[GIVEN REQUEST]
Go over the listing below line by line and tally those containing "großen". Give only the tally.

[PROVIDED INFORMATION]
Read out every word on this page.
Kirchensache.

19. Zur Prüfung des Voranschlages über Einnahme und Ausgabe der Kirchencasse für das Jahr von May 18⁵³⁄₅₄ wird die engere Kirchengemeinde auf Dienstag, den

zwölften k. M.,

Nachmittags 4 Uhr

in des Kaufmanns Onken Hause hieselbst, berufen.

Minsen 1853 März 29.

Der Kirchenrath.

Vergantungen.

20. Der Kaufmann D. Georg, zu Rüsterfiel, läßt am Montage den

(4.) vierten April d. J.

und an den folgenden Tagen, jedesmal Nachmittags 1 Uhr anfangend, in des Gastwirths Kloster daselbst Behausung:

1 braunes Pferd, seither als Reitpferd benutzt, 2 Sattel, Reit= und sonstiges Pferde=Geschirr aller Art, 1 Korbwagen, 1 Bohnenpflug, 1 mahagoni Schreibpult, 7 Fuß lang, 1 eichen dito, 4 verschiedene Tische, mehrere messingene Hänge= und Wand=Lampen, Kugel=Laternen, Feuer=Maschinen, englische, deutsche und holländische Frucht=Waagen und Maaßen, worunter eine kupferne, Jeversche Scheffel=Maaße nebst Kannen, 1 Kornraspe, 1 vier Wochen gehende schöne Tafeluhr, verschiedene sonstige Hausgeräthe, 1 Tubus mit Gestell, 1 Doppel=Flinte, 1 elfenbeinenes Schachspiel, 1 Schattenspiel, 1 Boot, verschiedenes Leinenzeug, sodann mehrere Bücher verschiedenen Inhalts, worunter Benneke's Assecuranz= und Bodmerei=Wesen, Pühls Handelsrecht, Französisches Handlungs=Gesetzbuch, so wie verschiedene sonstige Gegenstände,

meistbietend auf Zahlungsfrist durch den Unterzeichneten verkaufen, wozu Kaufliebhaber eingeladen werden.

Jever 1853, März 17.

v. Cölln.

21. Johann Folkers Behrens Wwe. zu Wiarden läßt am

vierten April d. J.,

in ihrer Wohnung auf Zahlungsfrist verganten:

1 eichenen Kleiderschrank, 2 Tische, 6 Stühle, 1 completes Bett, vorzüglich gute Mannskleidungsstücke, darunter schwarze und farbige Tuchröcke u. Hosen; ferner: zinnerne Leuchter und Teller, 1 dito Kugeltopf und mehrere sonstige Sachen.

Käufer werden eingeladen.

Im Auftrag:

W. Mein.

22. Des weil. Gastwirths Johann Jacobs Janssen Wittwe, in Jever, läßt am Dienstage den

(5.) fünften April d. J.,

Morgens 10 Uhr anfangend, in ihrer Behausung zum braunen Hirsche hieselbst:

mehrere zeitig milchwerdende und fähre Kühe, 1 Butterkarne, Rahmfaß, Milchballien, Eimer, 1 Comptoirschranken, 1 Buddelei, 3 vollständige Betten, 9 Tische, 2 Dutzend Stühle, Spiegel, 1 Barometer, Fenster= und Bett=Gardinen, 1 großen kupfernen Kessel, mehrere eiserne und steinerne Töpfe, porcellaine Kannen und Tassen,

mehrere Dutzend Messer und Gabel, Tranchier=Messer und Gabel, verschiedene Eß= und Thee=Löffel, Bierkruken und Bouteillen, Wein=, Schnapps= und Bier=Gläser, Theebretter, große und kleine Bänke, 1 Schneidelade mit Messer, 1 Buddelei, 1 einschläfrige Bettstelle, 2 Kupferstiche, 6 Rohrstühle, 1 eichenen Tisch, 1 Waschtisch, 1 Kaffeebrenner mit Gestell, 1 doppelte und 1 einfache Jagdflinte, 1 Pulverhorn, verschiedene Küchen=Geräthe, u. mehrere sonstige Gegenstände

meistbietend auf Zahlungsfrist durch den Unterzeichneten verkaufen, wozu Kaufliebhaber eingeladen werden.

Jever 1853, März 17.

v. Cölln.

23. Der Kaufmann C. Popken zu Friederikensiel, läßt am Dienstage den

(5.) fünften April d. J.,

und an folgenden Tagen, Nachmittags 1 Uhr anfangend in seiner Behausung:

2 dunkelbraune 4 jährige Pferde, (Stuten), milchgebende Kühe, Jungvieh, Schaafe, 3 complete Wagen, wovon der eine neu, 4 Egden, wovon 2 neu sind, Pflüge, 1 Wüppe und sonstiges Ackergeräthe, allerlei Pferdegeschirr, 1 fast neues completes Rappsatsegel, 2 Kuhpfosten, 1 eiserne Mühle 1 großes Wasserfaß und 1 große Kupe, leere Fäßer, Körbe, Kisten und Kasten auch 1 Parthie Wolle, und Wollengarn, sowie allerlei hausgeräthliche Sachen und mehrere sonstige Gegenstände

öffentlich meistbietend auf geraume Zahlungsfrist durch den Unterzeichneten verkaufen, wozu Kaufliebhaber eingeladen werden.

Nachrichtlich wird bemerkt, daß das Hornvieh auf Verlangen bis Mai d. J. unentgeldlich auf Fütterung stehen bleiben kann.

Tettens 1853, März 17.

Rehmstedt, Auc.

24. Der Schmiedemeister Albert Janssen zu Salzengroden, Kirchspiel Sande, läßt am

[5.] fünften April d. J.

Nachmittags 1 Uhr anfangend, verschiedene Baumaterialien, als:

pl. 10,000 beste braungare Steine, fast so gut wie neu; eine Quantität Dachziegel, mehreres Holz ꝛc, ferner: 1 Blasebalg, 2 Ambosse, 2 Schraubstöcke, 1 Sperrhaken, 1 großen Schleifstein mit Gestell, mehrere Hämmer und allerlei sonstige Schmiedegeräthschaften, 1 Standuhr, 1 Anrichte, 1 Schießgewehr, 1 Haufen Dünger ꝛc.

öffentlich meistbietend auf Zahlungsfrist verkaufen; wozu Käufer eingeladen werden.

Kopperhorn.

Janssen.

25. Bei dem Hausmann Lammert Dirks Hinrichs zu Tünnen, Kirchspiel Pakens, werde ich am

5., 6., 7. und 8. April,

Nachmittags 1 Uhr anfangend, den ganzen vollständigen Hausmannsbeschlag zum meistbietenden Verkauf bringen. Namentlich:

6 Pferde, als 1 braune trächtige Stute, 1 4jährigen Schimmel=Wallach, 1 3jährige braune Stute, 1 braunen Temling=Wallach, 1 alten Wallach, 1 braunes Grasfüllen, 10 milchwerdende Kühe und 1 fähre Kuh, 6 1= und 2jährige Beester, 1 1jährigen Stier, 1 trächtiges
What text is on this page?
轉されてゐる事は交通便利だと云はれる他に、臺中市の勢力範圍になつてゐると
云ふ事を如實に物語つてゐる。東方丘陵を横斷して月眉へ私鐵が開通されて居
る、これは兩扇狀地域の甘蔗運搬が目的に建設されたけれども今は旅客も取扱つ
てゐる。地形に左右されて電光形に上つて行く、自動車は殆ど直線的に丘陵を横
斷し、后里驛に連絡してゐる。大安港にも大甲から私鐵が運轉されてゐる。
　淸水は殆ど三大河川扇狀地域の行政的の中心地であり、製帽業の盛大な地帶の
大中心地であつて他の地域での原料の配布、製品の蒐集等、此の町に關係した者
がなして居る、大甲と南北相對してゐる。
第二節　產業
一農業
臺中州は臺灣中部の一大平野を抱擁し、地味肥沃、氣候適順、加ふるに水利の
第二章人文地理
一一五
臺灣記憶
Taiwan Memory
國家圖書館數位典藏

[COMPLETE ANSWER]
2